> [EXERCISE GOAL]: Go through the material and tally the lines containing the string "жить". Give the total alone.

(A block of data)

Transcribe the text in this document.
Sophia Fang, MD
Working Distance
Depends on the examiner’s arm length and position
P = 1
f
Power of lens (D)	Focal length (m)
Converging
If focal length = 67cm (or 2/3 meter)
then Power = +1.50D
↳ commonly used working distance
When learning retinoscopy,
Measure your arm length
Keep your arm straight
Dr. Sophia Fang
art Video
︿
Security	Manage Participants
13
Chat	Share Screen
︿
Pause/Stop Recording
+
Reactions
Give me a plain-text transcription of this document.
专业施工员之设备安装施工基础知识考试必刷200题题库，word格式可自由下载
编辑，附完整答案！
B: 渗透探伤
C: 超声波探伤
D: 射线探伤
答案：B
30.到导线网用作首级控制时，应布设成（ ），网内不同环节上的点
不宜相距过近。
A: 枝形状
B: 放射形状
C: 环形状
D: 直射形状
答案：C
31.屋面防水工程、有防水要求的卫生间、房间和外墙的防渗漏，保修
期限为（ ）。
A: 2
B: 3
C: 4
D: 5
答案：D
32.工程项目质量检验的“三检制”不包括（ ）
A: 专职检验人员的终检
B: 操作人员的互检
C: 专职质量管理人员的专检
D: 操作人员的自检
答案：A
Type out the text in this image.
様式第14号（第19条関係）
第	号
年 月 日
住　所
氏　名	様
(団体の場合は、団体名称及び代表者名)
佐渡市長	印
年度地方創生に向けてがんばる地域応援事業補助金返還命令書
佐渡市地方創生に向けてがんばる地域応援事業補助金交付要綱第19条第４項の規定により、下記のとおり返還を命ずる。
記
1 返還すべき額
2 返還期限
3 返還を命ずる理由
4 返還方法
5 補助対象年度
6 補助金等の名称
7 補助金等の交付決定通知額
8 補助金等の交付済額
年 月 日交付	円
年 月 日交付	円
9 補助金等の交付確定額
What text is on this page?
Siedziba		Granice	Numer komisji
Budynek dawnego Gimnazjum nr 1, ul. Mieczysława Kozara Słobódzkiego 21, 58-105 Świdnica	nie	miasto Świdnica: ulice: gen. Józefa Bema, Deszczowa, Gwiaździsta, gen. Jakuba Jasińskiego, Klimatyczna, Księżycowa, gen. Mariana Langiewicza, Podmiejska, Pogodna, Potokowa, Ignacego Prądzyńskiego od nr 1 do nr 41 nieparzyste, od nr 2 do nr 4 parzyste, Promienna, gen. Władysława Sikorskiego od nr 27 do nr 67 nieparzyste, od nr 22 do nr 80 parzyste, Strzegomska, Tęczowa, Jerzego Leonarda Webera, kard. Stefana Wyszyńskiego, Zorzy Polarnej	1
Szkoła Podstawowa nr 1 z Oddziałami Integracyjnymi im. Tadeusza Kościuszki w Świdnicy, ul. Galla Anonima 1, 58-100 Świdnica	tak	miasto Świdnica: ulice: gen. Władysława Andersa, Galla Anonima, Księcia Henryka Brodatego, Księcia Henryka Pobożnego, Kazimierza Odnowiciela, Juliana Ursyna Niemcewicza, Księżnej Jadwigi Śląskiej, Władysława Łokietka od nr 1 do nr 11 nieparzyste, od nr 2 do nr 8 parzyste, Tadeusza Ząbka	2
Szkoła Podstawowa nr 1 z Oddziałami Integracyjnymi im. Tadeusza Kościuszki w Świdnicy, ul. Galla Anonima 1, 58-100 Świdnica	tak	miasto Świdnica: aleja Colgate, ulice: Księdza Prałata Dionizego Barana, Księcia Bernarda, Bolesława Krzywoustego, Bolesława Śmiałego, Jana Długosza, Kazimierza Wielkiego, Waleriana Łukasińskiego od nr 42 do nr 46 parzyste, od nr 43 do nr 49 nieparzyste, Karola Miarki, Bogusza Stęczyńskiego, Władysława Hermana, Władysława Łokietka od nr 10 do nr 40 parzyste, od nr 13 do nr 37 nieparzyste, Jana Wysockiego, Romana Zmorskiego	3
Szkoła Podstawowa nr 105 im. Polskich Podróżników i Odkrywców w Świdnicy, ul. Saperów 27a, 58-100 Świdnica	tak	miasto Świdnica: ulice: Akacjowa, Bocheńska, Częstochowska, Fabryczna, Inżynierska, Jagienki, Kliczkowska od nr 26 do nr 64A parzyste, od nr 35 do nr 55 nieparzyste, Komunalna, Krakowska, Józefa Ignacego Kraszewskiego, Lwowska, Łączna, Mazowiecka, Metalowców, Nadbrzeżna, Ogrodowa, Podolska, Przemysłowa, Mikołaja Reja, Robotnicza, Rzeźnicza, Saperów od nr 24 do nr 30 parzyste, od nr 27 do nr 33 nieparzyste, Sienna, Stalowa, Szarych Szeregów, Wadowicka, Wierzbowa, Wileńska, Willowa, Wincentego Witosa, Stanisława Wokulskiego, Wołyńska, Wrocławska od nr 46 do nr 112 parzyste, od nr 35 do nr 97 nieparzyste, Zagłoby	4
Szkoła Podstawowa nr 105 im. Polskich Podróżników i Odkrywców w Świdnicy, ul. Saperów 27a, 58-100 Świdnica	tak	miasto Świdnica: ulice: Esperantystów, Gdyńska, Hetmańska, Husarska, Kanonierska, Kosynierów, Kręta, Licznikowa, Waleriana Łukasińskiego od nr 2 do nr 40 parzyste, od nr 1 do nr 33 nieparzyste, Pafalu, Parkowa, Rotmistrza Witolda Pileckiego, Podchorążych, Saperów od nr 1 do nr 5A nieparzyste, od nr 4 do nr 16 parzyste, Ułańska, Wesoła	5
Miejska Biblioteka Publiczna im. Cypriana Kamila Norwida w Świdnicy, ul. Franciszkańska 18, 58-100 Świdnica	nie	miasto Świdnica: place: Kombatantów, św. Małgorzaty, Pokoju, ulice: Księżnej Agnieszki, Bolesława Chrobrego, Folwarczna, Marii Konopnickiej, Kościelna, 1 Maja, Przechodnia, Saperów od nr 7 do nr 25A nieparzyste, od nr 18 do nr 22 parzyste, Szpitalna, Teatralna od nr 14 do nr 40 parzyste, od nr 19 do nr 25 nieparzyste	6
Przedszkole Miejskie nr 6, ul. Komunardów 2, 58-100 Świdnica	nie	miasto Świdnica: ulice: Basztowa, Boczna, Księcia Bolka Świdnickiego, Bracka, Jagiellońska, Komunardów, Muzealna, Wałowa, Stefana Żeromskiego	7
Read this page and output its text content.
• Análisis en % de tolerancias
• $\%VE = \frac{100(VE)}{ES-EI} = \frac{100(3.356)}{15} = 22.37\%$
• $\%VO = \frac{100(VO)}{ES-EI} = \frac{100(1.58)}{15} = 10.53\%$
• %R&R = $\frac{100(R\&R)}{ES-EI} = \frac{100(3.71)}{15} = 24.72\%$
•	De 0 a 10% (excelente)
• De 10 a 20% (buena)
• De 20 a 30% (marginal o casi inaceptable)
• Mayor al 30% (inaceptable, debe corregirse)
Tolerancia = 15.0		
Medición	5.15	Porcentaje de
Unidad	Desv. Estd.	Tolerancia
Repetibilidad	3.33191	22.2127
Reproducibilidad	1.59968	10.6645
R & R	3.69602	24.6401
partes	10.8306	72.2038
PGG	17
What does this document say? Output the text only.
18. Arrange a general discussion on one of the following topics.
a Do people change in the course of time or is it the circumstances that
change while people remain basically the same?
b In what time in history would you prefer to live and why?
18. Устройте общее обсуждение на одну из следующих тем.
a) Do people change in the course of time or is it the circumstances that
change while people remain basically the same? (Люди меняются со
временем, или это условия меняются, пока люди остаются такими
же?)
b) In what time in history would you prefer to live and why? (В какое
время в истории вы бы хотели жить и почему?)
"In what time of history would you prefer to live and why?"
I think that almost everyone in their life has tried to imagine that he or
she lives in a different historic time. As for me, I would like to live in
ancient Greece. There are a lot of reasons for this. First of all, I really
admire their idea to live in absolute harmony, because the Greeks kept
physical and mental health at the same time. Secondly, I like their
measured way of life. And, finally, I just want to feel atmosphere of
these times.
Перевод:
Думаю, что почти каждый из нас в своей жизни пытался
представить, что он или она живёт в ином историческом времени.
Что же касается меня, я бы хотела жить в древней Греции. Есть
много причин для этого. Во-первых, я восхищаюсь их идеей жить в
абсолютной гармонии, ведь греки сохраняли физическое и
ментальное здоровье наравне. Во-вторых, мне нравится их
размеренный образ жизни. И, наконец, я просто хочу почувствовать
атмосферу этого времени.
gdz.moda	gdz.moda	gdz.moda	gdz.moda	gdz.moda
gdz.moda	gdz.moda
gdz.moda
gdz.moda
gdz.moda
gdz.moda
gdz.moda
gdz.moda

> [WRITTEN SOLUTION]: 3